Instructions for the task: Retype the listing that follows, word for word.

Listed records:
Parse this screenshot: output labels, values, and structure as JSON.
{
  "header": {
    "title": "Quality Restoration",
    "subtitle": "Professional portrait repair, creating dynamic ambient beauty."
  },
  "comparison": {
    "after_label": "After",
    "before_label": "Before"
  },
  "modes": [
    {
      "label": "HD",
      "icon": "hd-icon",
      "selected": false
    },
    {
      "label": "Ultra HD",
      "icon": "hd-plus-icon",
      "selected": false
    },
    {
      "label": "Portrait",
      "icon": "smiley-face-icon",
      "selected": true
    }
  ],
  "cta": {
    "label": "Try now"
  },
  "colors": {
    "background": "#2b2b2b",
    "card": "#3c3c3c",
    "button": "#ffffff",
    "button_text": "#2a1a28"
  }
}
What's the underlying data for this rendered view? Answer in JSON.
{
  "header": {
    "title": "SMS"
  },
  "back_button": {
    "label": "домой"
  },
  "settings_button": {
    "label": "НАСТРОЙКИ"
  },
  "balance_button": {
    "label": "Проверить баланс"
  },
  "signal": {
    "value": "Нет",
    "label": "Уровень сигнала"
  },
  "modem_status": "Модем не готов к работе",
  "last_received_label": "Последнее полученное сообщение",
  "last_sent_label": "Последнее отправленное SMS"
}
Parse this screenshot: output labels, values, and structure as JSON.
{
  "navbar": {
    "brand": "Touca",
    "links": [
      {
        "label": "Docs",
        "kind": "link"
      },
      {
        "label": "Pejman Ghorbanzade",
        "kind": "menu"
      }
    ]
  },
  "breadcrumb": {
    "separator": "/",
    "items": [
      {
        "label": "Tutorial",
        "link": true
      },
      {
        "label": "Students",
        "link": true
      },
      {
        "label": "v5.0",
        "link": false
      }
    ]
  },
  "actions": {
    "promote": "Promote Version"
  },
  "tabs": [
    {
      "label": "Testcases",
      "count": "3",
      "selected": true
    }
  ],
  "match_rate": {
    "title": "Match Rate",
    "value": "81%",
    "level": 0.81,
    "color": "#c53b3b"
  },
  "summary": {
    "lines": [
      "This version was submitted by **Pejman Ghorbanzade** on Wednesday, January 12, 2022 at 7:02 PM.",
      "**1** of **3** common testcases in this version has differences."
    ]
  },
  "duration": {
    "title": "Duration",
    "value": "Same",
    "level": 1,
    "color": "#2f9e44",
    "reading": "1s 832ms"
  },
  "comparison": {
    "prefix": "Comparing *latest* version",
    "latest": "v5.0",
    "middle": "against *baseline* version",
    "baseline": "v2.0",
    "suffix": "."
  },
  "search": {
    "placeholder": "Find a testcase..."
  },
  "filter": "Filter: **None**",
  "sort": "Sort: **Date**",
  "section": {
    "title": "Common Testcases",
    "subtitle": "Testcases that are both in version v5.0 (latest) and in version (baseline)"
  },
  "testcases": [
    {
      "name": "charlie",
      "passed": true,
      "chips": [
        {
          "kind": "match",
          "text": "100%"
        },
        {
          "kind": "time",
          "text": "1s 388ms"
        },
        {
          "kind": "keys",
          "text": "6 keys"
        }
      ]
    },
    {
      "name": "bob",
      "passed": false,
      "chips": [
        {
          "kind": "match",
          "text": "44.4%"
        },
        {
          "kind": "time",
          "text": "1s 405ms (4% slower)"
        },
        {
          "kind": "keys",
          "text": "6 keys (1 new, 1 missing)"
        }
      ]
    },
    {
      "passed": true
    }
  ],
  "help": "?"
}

Answer below:
Parse this screenshot: output labels, values, and structure as JSON.
{
  "header": {
    "title": "Quality Restoration",
    "subtitle": "Professional portrait repair, creating dynamic ambient beauty."
  },
  "comparison": {
    "after_label": "After",
    "before_label": "Before"
  },
  "modes": [
    {
      "label": "HD",
      "icon": "hd-icon",
      "selected": false
    },
    {
      "label": "Ultra HD",
      "icon": "hd-plus-icon",
      "selected": false
    },
    {
      "label": "Portrait",
      "icon": "smiley-face-icon",
      "selected": true
    }
  ],
  "cta": {
    "label": "Try now"
  },
  "colors": {
    "background": "#2b2b2b",
    "card": "#3c3c3c",
    "button": "#ffffff",
    "button_text": "#2a1a28"
  }
}
What's the underlying data for this rendered view? Answer in JSON.
{
  "header": {
    "title": "SMS"
  },
  "back_button": {
    "label": "домой"
  },
  "settings_button": {
    "label": "НАСТРОЙКИ"
  },
  "balance_button": {
    "label": "Проверить баланс"
  },
  "signal": {
    "value": "Нет",
    "label": "Уровень сигнала"
  },
  "modem_status": "Модем не готов к работе",
  "last_received_label": "Последнее полученное сообщение",
  "last_sent_label": "Последнее отправленное SMS"
}
Parse this screenshot: output labels, values, and structure as JSON.
{
  "navbar": {
    "brand": "Touca",
    "links": [
      {
        "label": "Docs",
        "kind": "link"
      },
      {
        "label": "Pejman Ghorbanzade",
        "kind": "menu"
      }
    ]
  },
  "breadcrumb": {
    "separator": "/",
    "items": [
      {
        "label": "Tutorial",
        "link": true
      },
      {
        "label": "Students",
        "link": true
      },
      {
        "label": "v5.0",
        "link": false
      }
    ]
  },
  "actions": {
    "promote": "Promote Version"
  },
  "tabs": [
    {
      "label": "Testcases",
      "count": "3",
      "selected": true
    }
  ],
  "match_rate": {
    "title": "Match Rate",
    "value": "81%",
    "level": 0.81,
    "color": "#c53b3b"
  },
  "summary": {
    "lines": [
      "This version was submitted by **Pejman Ghorbanzade** on Wednesday, January 12, 2022 at 7:02 PM.",
      "**1** of **3** common testcases in this version has differences."
    ]
  },
  "duration": {
    "title": "Duration",
    "value": "Same",
    "level": 1,
    "color": "#2f9e44",
    "reading": "1s 832ms"
  },
  "comparison": {
    "prefix": "Comparing *latest* version",
    "latest": "v5.0",
    "middle": "against *baseline* version",
    "baseline": "v2.0",
    "suffix": "."
  },
  "search": {
    "placeholder": "Find a testcase..."
  },
  "filter": "Filter: **None**",
  "sort": "Sort: **Date**",
  "section": {
    "title": "Common Testcases",
    "subtitle": "Testcases that are both in version v5.0 (latest) and in version (baseline)"
  },
  "testcases": [
    {
      "name": "charlie",
      "passed": true,
      "chips": [
        {
          "kind": "match",
          "text": "100%"
        },
        {
          "kind": "time",
          "text": "1s 388ms"
        },
        {
          "kind": "keys",
          "text": "6 keys"
        }
      ]
    },
    {
      "name": "bob",
      "passed": false,
      "chips": [
        {
          "kind": "match",
          "text": "44.4%"
        },
        {
          "kind": "time",
          "text": "1s 405ms (4% slower)"
        },
        {
          "kind": "keys",
          "text": "6 keys (1 new, 1 missing)"
        }
      ]
    },
    {
      "passed": true
    }
  ],
  "help": "?"
}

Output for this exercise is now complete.